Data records

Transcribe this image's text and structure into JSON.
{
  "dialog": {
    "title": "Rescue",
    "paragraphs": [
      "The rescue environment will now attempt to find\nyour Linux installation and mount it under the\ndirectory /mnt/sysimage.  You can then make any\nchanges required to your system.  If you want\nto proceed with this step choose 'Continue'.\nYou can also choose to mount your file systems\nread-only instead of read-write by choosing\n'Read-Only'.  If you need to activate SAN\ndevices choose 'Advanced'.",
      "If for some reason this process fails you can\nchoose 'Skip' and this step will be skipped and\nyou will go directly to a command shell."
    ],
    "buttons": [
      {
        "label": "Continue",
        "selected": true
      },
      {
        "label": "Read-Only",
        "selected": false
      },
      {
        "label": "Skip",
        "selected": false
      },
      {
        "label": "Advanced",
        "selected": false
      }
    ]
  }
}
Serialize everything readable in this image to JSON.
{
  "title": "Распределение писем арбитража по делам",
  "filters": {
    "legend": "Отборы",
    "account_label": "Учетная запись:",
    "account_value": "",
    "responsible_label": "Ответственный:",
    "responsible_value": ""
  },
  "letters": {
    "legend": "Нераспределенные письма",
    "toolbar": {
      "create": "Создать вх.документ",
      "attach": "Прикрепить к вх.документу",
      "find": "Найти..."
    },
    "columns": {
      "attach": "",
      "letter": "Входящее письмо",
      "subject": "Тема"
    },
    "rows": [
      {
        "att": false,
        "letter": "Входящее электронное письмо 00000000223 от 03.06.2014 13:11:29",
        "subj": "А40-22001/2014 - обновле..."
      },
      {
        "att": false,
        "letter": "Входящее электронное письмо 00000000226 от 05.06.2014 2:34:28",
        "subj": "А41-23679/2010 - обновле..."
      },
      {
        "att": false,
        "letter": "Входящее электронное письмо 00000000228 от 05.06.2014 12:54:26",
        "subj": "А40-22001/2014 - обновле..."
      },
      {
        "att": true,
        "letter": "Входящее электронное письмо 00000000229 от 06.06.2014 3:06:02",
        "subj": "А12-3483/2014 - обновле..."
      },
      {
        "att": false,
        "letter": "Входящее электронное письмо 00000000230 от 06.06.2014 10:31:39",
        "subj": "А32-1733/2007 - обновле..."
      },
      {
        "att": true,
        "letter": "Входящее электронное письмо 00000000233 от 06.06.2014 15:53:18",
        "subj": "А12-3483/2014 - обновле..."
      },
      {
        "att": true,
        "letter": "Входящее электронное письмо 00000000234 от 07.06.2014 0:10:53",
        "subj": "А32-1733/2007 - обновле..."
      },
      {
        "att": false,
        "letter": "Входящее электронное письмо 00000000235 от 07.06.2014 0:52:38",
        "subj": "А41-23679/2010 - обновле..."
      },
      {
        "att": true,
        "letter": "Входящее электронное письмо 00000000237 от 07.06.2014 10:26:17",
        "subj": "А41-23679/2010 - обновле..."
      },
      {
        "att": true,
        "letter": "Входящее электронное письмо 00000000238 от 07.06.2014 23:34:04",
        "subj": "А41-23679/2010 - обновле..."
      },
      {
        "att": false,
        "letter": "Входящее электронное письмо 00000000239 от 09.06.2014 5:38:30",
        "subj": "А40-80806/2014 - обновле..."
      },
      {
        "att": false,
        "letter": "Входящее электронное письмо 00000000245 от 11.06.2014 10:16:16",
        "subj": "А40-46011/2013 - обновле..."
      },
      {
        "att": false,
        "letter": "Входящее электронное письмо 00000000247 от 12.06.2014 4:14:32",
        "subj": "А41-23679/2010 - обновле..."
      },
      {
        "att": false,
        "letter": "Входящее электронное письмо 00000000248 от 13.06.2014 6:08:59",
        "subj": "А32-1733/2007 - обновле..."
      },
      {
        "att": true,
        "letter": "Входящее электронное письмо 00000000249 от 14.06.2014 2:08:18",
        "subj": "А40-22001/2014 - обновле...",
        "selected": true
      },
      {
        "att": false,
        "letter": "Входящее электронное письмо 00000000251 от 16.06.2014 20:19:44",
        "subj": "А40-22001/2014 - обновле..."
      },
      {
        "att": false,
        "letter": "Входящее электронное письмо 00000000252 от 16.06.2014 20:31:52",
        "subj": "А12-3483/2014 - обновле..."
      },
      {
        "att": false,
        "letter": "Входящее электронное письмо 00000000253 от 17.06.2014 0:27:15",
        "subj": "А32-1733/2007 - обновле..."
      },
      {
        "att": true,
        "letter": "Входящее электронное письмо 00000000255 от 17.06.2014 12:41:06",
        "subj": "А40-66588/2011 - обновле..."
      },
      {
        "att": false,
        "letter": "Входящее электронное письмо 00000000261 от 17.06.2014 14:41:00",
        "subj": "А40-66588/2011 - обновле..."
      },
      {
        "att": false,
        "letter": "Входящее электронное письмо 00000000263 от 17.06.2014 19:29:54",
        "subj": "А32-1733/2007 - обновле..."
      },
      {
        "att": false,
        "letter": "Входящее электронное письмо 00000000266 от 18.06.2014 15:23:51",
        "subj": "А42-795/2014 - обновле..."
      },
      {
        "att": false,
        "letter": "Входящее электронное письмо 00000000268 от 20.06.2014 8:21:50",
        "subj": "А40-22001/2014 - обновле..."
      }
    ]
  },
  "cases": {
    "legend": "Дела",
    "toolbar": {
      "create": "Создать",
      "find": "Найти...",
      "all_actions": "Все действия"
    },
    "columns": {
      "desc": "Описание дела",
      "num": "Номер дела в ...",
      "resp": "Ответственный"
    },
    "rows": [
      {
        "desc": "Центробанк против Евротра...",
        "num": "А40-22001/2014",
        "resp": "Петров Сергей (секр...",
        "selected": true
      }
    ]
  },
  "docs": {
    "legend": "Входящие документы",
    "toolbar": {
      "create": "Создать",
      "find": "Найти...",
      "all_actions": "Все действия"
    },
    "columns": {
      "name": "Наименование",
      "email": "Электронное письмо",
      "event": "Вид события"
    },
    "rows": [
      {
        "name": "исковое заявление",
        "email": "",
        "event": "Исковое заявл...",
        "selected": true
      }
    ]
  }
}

**Exercise requirements:**
Go through the material above line by line and copy it exactly.

**Expected output:**
Transcribe this image's text and structure into JSON.
{
  "dialog": {
    "title": "Rescue",
    "paragraphs": [
      "The rescue environment will now attempt to find\nyour Linux installation and mount it under the\ndirectory /mnt/sysimage.  You can then make any\nchanges required to your system.  If you want\nto proceed with this step choose 'Continue'.\nYou can also choose to mount your file systems\nread-only instead of read-write by choosing\n'Read-Only'.  If you need to activate SAN\ndevices choose 'Advanced'.",
      "If for some reason this process fails you can\nchoose 'Skip' and this step will be skipped and\nyou will go directly to a command shell."
    ],
    "buttons": [
      {
        "label": "Continue",
        "selected": true
      },
      {
        "label": "Read-Only",
        "selected": false
      },
      {
        "label": "Skip",
        "selected": false
      },
      {
        "label": "Advanced",
        "selected": false
      }
    ]
  }
}
Serialize everything readable in this image to JSON.
{
  "title": "Распределение писем арбитража по делам",
  "filters": {
    "legend": "Отборы",
    "account_label": "Учетная запись:",
    "account_value": "",
    "responsible_label": "Ответственный:",
    "responsible_value": ""
  },
  "letters": {
    "legend": "Нераспределенные письма",
    "toolbar": {
      "create": "Создать вх.документ",
      "attach": "Прикрепить к вх.документу",
      "find": "Найти..."
    },
    "columns": {
      "attach": "",
      "letter": "Входящее письмо",
      "subject": "Тема"
    },
    "rows": [
      {
        "att": false,
        "letter": "Входящее электронное письмо 00000000223 от 03.06.2014 13:11:29",
        "subj": "А40-22001/2014 - обновле..."
      },
      {
        "att": false,
        "letter": "Входящее электронное письмо 00000000226 от 05.06.2014 2:34:28",
        "subj": "А41-23679/2010 - обновле..."
      },
      {
        "att": false,
        "letter": "Входящее электронное письмо 00000000228 от 05.06.2014 12:54:26",
        "subj": "А40-22001/2014 - обновле..."
      },
      {
        "att": true,
        "letter": "Входящее электронное письмо 00000000229 от 06.06.2014 3:06:02",
        "subj": "А12-3483/2014 - обновле..."
      },
      {
        "att": false,
        "letter": "Входящее электронное письмо 00000000230 от 06.06.2014 10:31:39",
        "subj": "А32-1733/2007 - обновле..."
      },
      {
        "att": true,
        "letter": "Входящее электронное письмо 00000000233 от 06.06.2014 15:53:18",
        "subj": "А12-3483/2014 - обновле..."
      },
      {
        "att": true,
        "letter": "Входящее электронное письмо 00000000234 от 07.06.2014 0:10:53",
        "subj": "А32-1733/2007 - обновле..."
      },
      {
        "att": false,
        "letter": "Входящее электронное письмо 00000000235 от 07.06.2014 0:52:38",
        "subj": "А41-23679/2010 - обновле..."
      },
      {
        "att": true,
        "letter": "Входящее электронное письмо 00000000237 от 07.06.2014 10:26:17",
        "subj": "А41-23679/2010 - обновле..."
      },
      {
        "att": true,
        "letter": "Входящее электронное письмо 00000000238 от 07.06.2014 23:34:04",
        "subj": "А41-23679/2010 - обновле..."
      },
      {
        "att": false,
        "letter": "Входящее электронное письмо 00000000239 от 09.06.2014 5:38:30",
        "subj": "А40-80806/2014 - обновле..."
      },
      {
        "att": false,
        "letter": "Входящее электронное письмо 00000000245 от 11.06.2014 10:16:16",
        "subj": "А40-46011/2013 - обновле..."
      },
      {
        "att": false,
        "letter": "Входящее электронное письмо 00000000247 от 12.06.2014 4:14:32",
        "subj": "А41-23679/2010 - обновле..."
      },
      {
        "att": false,
        "letter": "Входящее электронное письмо 00000000248 от 13.06.2014 6:08:59",
        "subj": "А32-1733/2007 - обновле..."
      },
      {
        "att": true,
        "letter": "Входящее электронное письмо 00000000249 от 14.06.2014 2:08:18",
        "subj": "А40-22001/2014 - обновле...",
        "selected": true
      },
      {
        "att": false,
        "letter": "Входящее электронное письмо 00000000251 от 16.06.2014 20:19:44",
        "subj": "А40-22001/2014 - обновле..."
      },
      {
        "att": false,
        "letter": "Входящее электронное письмо 00000000252 от 16.06.2014 20:31:52",
        "subj": "А12-3483/2014 - обновле..."
      },
      {
        "att": false,
        "letter": "Входящее электронное письмо 00000000253 от 17.06.2014 0:27:15",
        "subj": "А32-1733/2007 - обновле..."
      },
      {
        "att": true,
        "letter": "Входящее электронное письмо 00000000255 от 17.06.2014 12:41:06",
        "subj": "А40-66588/2011 - обновле..."
      },
      {
        "att": false,
        "letter": "Входящее электронное письмо 00000000261 от 17.06.2014 14:41:00",
        "subj": "А40-66588/2011 - обновле..."
      },
      {
        "att": false,
        "letter": "Входящее электронное письмо 00000000263 от 17.06.2014 19:29:54",
        "subj": "А32-1733/2007 - обновле..."
      },
      {
        "att": false,
        "letter": "Входящее электронное письмо 00000000266 от 18.06.2014 15:23:51",
        "subj": "А42-795/2014 - обновле..."
      },
      {
        "att": false,
        "letter": "Входящее электронное письмо 00000000268 от 20.06.2014 8:21:50",
        "subj": "А40-22001/2014 - обновле..."
      }
    ]
  },
  "cases": {
    "legend": "Дела",
    "toolbar": {
      "create": "Создать",
      "find": "Найти...",
      "all_actions": "Все действия"
    },
    "columns": {
      "desc": "Описание дела",
      "num": "Номер дела в ...",
      "resp": "Ответственный"
    },
    "rows": [
      {
        "desc": "Центробанк против Евротра...",
        "num": "А40-22001/2014",
        "resp": "Петров Сергей (секр...",
        "selected": true
      }
    ]
  },
  "docs": {
    "legend": "Входящие документы",
    "toolbar": {
      "create": "Создать",
      "find": "Найти...",
      "all_actions": "Все действия"
    },
    "columns": {
      "name": "Наименование",
      "email": "Электронное письмо",
      "event": "Вид события"
    },
    "rows": [
      {
        "name": "исковое заявление",
        "email": "",
        "event": "Исковое заявл...",
        "selected": true
      }
    ]
  }
}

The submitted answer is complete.